=== Work to complete ===
Substitute "video-preview" for every occurrence of "channel-thumbnail" in the rows below and reproduce them with no other change.

=== Exercise data ===
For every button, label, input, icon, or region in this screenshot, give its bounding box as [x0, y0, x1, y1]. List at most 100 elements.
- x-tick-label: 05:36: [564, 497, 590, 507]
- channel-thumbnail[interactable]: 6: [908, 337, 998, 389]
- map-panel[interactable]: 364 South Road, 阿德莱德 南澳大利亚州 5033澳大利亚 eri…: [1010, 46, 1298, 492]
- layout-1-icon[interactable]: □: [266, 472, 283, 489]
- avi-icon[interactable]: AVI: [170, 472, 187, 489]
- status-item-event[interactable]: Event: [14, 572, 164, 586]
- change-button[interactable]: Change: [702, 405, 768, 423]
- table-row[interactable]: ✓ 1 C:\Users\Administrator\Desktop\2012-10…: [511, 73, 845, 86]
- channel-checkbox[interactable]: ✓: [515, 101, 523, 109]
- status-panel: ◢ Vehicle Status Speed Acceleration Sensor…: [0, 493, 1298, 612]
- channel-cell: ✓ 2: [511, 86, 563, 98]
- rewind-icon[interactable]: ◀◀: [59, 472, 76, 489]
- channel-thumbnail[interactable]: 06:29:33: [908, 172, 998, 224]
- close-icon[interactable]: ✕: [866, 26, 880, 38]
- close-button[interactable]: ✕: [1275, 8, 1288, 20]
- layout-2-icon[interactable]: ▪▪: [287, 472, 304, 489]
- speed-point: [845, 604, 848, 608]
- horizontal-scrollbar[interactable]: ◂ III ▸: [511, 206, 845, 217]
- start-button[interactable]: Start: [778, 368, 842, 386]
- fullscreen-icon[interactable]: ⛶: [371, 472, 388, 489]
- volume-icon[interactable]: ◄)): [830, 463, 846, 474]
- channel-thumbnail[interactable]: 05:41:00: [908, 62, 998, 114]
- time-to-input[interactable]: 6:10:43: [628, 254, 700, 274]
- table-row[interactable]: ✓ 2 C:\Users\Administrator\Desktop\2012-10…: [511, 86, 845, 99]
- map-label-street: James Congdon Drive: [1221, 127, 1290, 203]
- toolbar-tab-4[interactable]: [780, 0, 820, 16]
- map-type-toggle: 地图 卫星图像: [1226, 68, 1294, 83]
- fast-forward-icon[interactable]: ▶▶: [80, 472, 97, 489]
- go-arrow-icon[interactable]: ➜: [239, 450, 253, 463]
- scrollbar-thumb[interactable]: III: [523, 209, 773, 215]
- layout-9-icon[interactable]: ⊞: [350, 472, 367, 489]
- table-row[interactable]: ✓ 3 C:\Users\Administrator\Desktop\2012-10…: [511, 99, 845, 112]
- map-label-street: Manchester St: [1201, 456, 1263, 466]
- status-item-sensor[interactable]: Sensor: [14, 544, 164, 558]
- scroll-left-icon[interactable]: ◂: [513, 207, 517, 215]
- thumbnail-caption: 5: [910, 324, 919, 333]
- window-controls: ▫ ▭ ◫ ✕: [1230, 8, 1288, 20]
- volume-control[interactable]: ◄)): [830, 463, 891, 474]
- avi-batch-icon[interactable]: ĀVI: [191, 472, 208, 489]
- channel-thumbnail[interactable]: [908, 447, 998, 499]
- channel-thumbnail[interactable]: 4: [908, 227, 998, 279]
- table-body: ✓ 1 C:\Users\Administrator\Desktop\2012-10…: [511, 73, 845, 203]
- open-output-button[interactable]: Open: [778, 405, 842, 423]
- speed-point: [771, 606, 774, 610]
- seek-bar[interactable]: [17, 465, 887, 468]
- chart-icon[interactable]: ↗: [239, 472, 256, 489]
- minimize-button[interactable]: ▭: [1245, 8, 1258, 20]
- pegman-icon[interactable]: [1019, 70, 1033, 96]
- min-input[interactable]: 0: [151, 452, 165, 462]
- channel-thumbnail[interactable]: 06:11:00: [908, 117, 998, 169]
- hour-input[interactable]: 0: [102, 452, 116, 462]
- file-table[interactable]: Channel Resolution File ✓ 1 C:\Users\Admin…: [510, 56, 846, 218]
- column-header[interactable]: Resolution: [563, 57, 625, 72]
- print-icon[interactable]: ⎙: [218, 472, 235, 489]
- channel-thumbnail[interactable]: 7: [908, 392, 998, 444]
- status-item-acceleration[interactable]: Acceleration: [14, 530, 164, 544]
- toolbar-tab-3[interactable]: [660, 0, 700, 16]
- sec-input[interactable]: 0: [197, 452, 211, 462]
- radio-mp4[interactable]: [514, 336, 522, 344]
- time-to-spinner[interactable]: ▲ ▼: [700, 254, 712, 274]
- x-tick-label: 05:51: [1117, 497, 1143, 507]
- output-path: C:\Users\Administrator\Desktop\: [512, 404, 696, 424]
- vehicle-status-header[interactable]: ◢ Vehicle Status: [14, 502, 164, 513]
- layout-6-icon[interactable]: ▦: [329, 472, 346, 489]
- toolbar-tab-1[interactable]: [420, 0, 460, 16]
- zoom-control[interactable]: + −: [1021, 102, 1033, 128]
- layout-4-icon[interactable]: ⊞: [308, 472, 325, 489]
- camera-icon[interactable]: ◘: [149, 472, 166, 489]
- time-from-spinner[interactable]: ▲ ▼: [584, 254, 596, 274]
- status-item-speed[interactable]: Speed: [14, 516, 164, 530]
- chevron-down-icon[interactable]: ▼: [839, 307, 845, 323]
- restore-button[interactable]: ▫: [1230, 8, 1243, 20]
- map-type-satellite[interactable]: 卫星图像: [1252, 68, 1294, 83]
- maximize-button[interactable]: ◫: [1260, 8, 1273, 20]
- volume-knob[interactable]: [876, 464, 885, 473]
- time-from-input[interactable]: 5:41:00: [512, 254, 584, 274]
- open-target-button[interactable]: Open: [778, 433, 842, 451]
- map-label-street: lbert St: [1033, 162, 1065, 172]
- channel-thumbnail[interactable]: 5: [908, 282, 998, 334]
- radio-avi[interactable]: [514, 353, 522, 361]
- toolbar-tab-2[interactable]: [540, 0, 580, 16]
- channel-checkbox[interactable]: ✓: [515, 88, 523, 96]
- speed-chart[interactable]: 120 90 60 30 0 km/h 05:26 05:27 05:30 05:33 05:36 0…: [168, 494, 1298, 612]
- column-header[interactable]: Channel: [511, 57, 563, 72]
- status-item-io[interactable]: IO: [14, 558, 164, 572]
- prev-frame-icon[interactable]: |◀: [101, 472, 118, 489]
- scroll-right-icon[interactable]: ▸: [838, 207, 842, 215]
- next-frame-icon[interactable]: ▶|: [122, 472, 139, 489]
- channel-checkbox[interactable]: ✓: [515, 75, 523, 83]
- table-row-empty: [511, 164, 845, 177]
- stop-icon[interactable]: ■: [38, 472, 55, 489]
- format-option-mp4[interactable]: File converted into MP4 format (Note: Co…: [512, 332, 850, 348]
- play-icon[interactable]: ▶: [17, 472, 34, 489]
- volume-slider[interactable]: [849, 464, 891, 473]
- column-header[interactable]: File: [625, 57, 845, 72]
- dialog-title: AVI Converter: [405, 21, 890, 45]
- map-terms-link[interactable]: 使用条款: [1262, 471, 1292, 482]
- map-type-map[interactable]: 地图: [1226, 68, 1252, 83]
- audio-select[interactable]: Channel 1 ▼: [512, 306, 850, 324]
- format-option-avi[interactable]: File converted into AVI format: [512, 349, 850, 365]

=== Completed task ===
For every button, label, input, icon, or region in this screenshot, give its bounding box as [x0, y0, x1, y1]. List at most 100 elements.
- x-tick-label: 05:36: [564, 497, 590, 507]
- video-preview[interactable]: 6: [908, 337, 998, 389]
- map-panel[interactable]: 364 South Road, 阿德莱德 南澳大利亚州 5033澳大利亚 eri…: [1010, 46, 1298, 492]
- layout-1-icon[interactable]: □: [266, 472, 283, 489]
- avi-icon[interactable]: AVI: [170, 472, 187, 489]
- status-item-event[interactable]: Event: [14, 572, 164, 586]
- change-button[interactable]: Change: [702, 405, 768, 423]
- table-row[interactable]: ✓ 1 C:\Users\Administrator\Desktop\2012-10…: [511, 73, 845, 86]
- channel-checkbox[interactable]: ✓: [515, 101, 523, 109]
- status-panel: ◢ Vehicle Status Speed Acceleration Sensor…: [0, 493, 1298, 612]
- channel-cell: ✓ 2: [511, 86, 563, 98]
- rewind-icon[interactable]: ◀◀: [59, 472, 76, 489]
- video-preview[interactable]: 06:29:33: [908, 172, 998, 224]
- close-icon[interactable]: ✕: [866, 26, 880, 38]
- close-button[interactable]: ✕: [1275, 8, 1288, 20]
- layout-2-icon[interactable]: ▪▪: [287, 472, 304, 489]
- speed-point: [845, 604, 848, 608]
- horizontal-scrollbar[interactable]: ◂ III ▸: [511, 206, 845, 217]
- start-button[interactable]: Start: [778, 368, 842, 386]
- fullscreen-icon[interactable]: ⛶: [371, 472, 388, 489]
- volume-icon[interactable]: ◄)): [830, 463, 846, 474]
- video-preview[interactable]: 05:41:00: [908, 62, 998, 114]
- time-to-input[interactable]: 6:10:43: [628, 254, 700, 274]
- table-row[interactable]: ✓ 2 C:\Users\Administrator\Desktop\2012-10…: [511, 86, 845, 99]
- map-label-street: James Congdon Drive: [1221, 127, 1290, 203]
- toolbar-tab-4[interactable]: [780, 0, 820, 16]
- map-type-toggle: 地图 卫星图像: [1226, 68, 1294, 83]
- fast-forward-icon[interactable]: ▶▶: [80, 472, 97, 489]
- go-arrow-icon[interactable]: ➜: [239, 450, 253, 463]
- scrollbar-thumb[interactable]: III: [523, 209, 773, 215]
- layout-9-icon[interactable]: ⊞: [350, 472, 367, 489]
- table-row[interactable]: ✓ 3 C:\Users\Administrator\Desktop\2012-10…: [511, 99, 845, 112]
- map-label-street: Manchester St: [1201, 456, 1263, 466]
- status-item-sensor[interactable]: Sensor: [14, 544, 164, 558]
- scroll-left-icon[interactable]: ◂: [513, 207, 517, 215]
- thumbnail-caption: 5: [910, 324, 919, 333]
- window-controls: ▫ ▭ ◫ ✕: [1230, 8, 1288, 20]
- volume-control[interactable]: ◄)): [830, 463, 891, 474]
- avi-batch-icon[interactable]: ĀVI: [191, 472, 208, 489]
- video-preview[interactable]: [908, 447, 998, 499]
- video-preview[interactable]: 4: [908, 227, 998, 279]
- table-body: ✓ 1 C:\Users\Administrator\Desktop\2012-10…: [511, 73, 845, 203]
- open-output-button[interactable]: Open: [778, 405, 842, 423]
- speed-point: [771, 606, 774, 610]
- seek-bar[interactable]: [17, 465, 887, 468]
- chart-icon[interactable]: ↗: [239, 472, 256, 489]
- minimize-button[interactable]: ▭: [1245, 8, 1258, 20]
- pegman-icon[interactable]: [1019, 70, 1033, 96]
- min-input[interactable]: 0: [151, 452, 165, 462]
- video-preview[interactable]: 06:11:00: [908, 117, 998, 169]
- hour-input[interactable]: 0: [102, 452, 116, 462]
- file-table[interactable]: Channel Resolution File ✓ 1 C:\Users\Admin…: [510, 56, 846, 218]
- column-header[interactable]: Resolution: [563, 57, 625, 72]
- print-icon[interactable]: ⎙: [218, 472, 235, 489]
- video-preview[interactable]: 7: [908, 392, 998, 444]
- status-item-acceleration[interactable]: Acceleration: [14, 530, 164, 544]
- toolbar-tab-3[interactable]: [660, 0, 700, 16]
- sec-input[interactable]: 0: [197, 452, 211, 462]
- radio-mp4[interactable]: [514, 336, 522, 344]
- time-to-spinner[interactable]: ▲ ▼: [700, 254, 712, 274]
- x-tick-label: 05:51: [1117, 497, 1143, 507]
- output-path: C:\Users\Administrator\Desktop\: [512, 404, 696, 424]
- vehicle-status-header[interactable]: ◢ Vehicle Status: [14, 502, 164, 513]
- layout-6-icon[interactable]: ▦: [329, 472, 346, 489]
- toolbar-tab-1[interactable]: [420, 0, 460, 16]
- zoom-control[interactable]: + −: [1021, 102, 1033, 128]
- layout-4-icon[interactable]: ⊞: [308, 472, 325, 489]
- camera-icon[interactable]: ◘: [149, 472, 166, 489]
- time-from-spinner[interactable]: ▲ ▼: [584, 254, 596, 274]
- status-item-speed[interactable]: Speed: [14, 516, 164, 530]
- chevron-down-icon[interactable]: ▼: [839, 307, 845, 323]
- restore-button[interactable]: ▫: [1230, 8, 1243, 20]
- map-type-satellite[interactable]: 卫星图像: [1252, 68, 1294, 83]
- maximize-button[interactable]: ◫: [1260, 8, 1273, 20]
- volume-knob[interactable]: [876, 464, 885, 473]
- time-from-input[interactable]: 5:41:00: [512, 254, 584, 274]
- open-target-button[interactable]: Open: [778, 433, 842, 451]
- map-label-street: lbert St: [1033, 162, 1065, 172]
- video-preview[interactable]: 5: [908, 282, 998, 334]
- radio-avi[interactable]: [514, 353, 522, 361]
- toolbar-tab-2[interactable]: [540, 0, 580, 16]
- channel-checkbox[interactable]: ✓: [515, 88, 523, 96]
- speed-chart[interactable]: 120 90 60 30 0 km/h 05:26 05:27 05:30 05:33 05:36 0…: [168, 494, 1298, 612]
- column-header[interactable]: Channel: [511, 57, 563, 72]
- status-item-io[interactable]: IO: [14, 558, 164, 572]
- prev-frame-icon[interactable]: |◀: [101, 472, 118, 489]
- scroll-right-icon[interactable]: ▸: [838, 207, 842, 215]
- next-frame-icon[interactable]: ▶|: [122, 472, 139, 489]
- channel-checkbox[interactable]: ✓: [515, 75, 523, 83]
- table-row-empty: [511, 164, 845, 177]
- stop-icon[interactable]: ■: [38, 472, 55, 489]
- format-option-mp4[interactable]: File converted into MP4 format (Note: Co…: [512, 332, 850, 348]
- play-icon[interactable]: ▶: [17, 472, 34, 489]
- volume-slider[interactable]: [849, 464, 891, 473]
- column-header[interactable]: File: [625, 57, 845, 72]
- dialog-title: AVI Converter: [405, 21, 890, 45]
- map-terms-link[interactable]: 使用条款: [1262, 471, 1292, 482]
- map-type-map[interactable]: 地图: [1226, 68, 1252, 83]
- audio-select[interactable]: Channel 1 ▼: [512, 306, 850, 324]
- format-option-avi[interactable]: File converted into AVI format: [512, 349, 850, 365]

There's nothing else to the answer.